Problem to work on:
Each entry should be quoted word for word, including every mark of punctuation.

[BEGIN Information given]

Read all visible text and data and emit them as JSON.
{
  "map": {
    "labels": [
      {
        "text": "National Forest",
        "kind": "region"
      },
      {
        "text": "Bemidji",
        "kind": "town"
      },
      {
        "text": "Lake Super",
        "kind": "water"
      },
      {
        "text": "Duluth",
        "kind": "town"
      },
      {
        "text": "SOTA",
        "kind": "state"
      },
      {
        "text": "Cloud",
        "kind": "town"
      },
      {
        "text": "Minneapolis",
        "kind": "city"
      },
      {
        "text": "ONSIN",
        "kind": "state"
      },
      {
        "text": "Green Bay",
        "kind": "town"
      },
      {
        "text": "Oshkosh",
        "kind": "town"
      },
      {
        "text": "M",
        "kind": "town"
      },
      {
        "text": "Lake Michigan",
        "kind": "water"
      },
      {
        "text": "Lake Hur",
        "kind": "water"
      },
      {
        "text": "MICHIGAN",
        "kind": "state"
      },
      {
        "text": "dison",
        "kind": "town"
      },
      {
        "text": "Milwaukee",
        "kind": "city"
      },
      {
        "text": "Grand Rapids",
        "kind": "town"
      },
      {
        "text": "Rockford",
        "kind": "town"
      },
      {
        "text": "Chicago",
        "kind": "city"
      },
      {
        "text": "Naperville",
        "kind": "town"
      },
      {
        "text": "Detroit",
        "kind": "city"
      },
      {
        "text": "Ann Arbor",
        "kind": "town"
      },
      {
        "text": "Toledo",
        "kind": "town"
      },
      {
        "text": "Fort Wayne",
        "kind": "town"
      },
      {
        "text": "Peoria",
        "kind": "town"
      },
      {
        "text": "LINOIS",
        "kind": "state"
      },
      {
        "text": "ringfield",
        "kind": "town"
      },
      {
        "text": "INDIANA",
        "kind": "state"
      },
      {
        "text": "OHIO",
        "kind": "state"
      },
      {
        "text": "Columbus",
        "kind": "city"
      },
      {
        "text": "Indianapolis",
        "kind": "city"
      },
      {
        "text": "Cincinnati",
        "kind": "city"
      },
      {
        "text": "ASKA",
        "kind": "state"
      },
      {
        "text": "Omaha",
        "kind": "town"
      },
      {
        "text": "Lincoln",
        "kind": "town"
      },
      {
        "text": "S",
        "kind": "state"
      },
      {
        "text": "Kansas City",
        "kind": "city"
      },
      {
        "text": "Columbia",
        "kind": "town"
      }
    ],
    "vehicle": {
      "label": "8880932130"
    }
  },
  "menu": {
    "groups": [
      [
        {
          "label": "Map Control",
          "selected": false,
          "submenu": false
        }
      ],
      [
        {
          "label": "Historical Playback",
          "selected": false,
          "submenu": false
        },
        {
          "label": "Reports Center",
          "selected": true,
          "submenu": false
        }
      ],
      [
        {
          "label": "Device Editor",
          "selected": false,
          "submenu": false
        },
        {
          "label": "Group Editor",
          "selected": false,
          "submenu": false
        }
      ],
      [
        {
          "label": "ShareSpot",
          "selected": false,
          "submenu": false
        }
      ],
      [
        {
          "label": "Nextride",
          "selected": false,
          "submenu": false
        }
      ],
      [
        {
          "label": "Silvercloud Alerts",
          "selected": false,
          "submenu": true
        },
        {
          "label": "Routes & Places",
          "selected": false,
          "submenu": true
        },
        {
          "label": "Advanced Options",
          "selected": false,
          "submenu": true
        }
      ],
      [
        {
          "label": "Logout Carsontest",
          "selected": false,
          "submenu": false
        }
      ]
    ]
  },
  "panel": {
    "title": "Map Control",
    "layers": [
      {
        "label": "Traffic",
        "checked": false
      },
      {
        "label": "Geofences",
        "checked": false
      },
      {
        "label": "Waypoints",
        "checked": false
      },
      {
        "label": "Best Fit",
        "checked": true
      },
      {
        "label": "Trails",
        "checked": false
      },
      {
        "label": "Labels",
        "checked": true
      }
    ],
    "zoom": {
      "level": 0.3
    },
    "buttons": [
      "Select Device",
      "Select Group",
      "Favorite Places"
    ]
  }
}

[END Information given]

Result of the task:
Read all visible text and data and emit them as JSON.
{
  "map": {
    "labels": [
      {
        "text": "National Forest",
        "kind": "region"
      },
      {
        "text": "Bemidji",
        "kind": "town"
      },
      {
        "text": "Lake Super",
        "kind": "water"
      },
      {
        "text": "Duluth",
        "kind": "town"
      },
      {
        "text": "SOTA",
        "kind": "state"
      },
      {
        "text": "Cloud",
        "kind": "town"
      },
      {
        "text": "Minneapolis",
        "kind": "city"
      },
      {
        "text": "ONSIN",
        "kind": "state"
      },
      {
        "text": "Green Bay",
        "kind": "town"
      },
      {
        "text": "Oshkosh",
        "kind": "town"
      },
      {
        "text": "M",
        "kind": "town"
      },
      {
        "text": "Lake Michigan",
        "kind": "water"
      },
      {
        "text": "Lake Hur",
        "kind": "water"
      },
      {
        "text": "MICHIGAN",
        "kind": "state"
      },
      {
        "text": "dison",
        "kind": "town"
      },
      {
        "text": "Milwaukee",
        "kind": "city"
      },
      {
        "text": "Grand Rapids",
        "kind": "town"
      },
      {
        "text": "Rockford",
        "kind": "town"
      },
      {
        "text": "Chicago",
        "kind": "city"
      },
      {
        "text": "Naperville",
        "kind": "town"
      },
      {
        "text": "Detroit",
        "kind": "city"
      },
      {
        "text": "Ann Arbor",
        "kind": "town"
      },
      {
        "text": "Toledo",
        "kind": "town"
      },
      {
        "text": "Fort Wayne",
        "kind": "town"
      },
      {
        "text": "Peoria",
        "kind": "town"
      },
      {
        "text": "LINOIS",
        "kind": "state"
      },
      {
        "text": "ringfield",
        "kind": "town"
      },
      {
        "text": "INDIANA",
        "kind": "state"
      },
      {
        "text": "OHIO",
        "kind": "state"
      },
      {
        "text": "Columbus",
        "kind": "city"
      },
      {
        "text": "Indianapolis",
        "kind": "city"
      },
      {
        "text": "Cincinnati",
        "kind": "city"
      },
      {
        "text": "ASKA",
        "kind": "state"
      },
      {
        "text": "Omaha",
        "kind": "town"
      },
      {
        "text": "Lincoln",
        "kind": "town"
      },
      {
        "text": "S",
        "kind": "state"
      },
      {
        "text": "Kansas City",
        "kind": "city"
      },
      {
        "text": "Columbia",
        "kind": "town"
      }
    ],
    "vehicle": {
      "label": "8880932130"
    }
  },
  "menu": {
    "groups": [
      [
        {
          "label": "Map Control",
          "selected": false,
          "submenu": false
        }
      ],
      [
        {
          "label": "Historical Playback",
          "selected": false,
          "submenu": false
        },
        {
          "label": "Reports Center",
          "selected": true,
          "submenu": false
        }
      ],
      [
        {
          "label": "Device Editor",
          "selected": false,
          "submenu": false
        },
        {
          "label": "Group Editor",
          "selected": false,
          "submenu": false
        }
      ],
      [
        {
          "label": "ShareSpot",
          "selected": false,
          "submenu": false
        }
      ],
      [
        {
          "label": "Nextride",
          "selected": false,
          "submenu": false
        }
      ],
      [
        {
          "label": "Silvercloud Alerts",
          "selected": false,
          "submenu": true
        },
        {
          "label": "Routes & Places",
          "selected": false,
          "submenu": true
        },
        {
          "label": "Advanced Options",
          "selected": false,
          "submenu": true
        }
      ],
      [
        {
          "label": "Logout Carsontest",
          "selected": false,
          "submenu": false
        }
      ]
    ]
  },
  "panel": {
    "title": "Map Control",
    "layers": [
      {
        "label": "Traffic",
        "checked": false
      },
      {
        "label": "Geofences",
        "checked": false
      },
      {
        "label": "Waypoints",
        "checked": false
      },
      {
        "label": "Best Fit",
        "checked": true
      },
      {
        "label": "Trails",
        "checked": false
      },
      {
        "label": "Labels",
        "checked": true
      }
    ],
    "zoom": {
      "level": 0.3
    },
    "buttons": [
      "Select Device",
      "Select Group",
      "Favorite Places"
    ]
  }
}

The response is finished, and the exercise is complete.